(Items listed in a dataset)
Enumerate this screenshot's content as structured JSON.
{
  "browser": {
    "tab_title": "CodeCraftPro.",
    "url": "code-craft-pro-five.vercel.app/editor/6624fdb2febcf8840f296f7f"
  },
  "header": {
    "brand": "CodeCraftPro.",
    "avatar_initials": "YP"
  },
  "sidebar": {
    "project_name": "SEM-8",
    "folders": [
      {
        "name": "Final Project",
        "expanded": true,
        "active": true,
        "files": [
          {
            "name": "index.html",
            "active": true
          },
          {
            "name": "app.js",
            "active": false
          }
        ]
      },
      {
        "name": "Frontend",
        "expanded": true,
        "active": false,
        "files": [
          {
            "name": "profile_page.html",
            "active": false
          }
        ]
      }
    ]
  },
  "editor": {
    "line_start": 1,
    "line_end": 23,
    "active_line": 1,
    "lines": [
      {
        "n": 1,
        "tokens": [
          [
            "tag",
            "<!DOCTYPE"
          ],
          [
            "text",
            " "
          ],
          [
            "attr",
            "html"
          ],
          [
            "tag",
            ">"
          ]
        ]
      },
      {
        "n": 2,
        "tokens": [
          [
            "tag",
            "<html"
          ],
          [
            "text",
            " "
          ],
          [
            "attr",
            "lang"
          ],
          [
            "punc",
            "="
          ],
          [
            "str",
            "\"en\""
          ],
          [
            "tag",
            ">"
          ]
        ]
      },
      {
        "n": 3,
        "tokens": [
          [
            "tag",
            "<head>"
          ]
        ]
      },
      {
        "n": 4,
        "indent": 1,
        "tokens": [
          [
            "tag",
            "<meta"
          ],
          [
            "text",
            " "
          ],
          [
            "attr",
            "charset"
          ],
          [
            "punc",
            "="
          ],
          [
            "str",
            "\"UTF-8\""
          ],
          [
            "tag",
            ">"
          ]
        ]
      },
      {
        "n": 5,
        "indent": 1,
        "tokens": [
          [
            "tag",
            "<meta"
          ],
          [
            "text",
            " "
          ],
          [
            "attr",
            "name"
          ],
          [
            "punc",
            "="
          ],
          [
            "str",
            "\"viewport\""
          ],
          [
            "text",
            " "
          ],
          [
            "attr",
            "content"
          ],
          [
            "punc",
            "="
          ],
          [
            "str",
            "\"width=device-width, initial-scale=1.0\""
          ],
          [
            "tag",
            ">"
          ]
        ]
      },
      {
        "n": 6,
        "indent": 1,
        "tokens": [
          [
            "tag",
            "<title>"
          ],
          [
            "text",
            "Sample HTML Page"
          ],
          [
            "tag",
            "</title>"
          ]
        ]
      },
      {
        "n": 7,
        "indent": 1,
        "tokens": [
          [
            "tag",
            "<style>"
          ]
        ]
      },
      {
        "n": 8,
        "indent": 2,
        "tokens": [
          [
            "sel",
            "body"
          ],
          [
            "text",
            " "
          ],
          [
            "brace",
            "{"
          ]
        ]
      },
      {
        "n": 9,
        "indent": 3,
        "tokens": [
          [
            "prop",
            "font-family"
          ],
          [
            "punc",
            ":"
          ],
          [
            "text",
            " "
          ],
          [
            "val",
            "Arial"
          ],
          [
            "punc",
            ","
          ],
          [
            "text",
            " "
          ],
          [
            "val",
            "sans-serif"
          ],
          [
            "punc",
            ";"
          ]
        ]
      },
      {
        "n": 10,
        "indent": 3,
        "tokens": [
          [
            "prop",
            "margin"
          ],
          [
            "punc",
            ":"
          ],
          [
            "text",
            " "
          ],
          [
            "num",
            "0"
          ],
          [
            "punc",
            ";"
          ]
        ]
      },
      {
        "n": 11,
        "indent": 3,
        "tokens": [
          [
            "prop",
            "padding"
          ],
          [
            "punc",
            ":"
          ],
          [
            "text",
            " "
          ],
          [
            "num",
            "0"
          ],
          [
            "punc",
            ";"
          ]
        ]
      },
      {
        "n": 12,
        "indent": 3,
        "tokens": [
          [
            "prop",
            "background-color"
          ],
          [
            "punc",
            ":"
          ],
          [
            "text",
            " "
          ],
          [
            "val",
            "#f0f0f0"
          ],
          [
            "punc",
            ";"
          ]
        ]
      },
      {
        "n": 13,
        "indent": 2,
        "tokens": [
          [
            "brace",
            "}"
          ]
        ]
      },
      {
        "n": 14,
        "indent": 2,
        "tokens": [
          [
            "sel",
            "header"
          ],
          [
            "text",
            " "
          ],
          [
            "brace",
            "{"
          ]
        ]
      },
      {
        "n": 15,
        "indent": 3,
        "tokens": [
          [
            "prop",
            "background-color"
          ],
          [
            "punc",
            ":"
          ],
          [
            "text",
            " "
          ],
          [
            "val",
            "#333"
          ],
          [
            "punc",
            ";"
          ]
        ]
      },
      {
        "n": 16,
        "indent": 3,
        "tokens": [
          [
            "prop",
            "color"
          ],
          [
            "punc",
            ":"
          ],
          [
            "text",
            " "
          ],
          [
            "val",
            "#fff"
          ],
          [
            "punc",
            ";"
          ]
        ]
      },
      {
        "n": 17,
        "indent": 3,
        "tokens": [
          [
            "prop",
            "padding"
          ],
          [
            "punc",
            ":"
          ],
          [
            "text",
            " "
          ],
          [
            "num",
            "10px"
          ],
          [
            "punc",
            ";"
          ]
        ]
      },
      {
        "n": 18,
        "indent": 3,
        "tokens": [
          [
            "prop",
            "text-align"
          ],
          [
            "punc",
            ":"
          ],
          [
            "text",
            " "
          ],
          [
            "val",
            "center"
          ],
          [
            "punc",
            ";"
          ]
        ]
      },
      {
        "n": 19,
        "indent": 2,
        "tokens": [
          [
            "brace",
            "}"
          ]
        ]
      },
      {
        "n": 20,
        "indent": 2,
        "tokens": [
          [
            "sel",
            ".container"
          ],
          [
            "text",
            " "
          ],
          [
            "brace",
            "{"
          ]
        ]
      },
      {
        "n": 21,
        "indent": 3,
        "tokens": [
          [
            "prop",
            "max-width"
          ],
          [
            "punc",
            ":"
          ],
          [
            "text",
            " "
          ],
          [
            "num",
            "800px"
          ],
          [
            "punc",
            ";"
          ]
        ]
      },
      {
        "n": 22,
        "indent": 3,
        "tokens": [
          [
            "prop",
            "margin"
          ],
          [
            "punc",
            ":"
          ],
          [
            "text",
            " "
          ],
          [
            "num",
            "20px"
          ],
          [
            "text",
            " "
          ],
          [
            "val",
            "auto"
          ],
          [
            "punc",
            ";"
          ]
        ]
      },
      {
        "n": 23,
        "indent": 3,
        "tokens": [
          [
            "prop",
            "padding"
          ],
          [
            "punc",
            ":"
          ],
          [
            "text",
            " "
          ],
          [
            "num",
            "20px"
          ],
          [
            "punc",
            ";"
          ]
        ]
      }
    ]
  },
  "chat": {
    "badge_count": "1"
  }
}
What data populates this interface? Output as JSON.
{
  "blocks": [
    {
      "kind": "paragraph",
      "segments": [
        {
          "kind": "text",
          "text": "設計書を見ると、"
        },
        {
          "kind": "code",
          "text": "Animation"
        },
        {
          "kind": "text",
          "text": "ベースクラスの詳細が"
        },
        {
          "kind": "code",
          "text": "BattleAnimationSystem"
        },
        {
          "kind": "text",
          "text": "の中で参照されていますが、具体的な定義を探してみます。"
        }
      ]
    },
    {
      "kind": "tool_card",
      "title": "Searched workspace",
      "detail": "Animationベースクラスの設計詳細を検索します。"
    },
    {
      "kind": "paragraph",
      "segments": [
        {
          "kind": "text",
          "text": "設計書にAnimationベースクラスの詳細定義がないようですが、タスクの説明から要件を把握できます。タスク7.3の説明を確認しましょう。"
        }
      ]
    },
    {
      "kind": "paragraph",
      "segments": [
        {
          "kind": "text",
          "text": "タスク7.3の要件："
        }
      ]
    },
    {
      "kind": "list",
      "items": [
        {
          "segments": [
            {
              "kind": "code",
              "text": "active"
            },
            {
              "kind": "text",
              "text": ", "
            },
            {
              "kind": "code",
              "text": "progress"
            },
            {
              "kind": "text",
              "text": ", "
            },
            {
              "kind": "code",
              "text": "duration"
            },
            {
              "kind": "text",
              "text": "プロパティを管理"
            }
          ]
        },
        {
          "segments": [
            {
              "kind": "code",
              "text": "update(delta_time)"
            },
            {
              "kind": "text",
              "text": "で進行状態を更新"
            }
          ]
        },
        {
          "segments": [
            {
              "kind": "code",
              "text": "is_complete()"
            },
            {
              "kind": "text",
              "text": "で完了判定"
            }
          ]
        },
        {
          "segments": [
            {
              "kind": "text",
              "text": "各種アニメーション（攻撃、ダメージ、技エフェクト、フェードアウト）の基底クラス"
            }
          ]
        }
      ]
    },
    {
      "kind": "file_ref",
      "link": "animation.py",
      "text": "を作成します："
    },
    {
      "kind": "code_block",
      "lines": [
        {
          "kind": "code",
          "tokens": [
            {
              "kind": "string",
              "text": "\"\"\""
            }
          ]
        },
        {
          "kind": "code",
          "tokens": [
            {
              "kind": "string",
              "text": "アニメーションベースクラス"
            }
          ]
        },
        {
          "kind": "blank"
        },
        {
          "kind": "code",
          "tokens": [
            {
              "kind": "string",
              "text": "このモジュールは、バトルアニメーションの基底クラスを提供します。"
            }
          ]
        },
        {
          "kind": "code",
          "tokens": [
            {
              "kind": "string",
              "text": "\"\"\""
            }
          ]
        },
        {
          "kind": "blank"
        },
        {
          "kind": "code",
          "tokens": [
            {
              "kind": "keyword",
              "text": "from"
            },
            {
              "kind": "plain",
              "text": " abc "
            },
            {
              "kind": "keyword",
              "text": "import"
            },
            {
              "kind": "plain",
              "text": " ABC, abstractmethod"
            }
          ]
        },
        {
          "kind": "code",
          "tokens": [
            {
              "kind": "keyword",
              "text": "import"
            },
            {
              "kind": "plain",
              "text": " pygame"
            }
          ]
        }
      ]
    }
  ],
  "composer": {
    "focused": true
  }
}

**What the task requires:**
Select and copy every line of the listing with the word "width".

**Result:**
            "\"width=device-width, initial-scale=1.0\""
            "max-width"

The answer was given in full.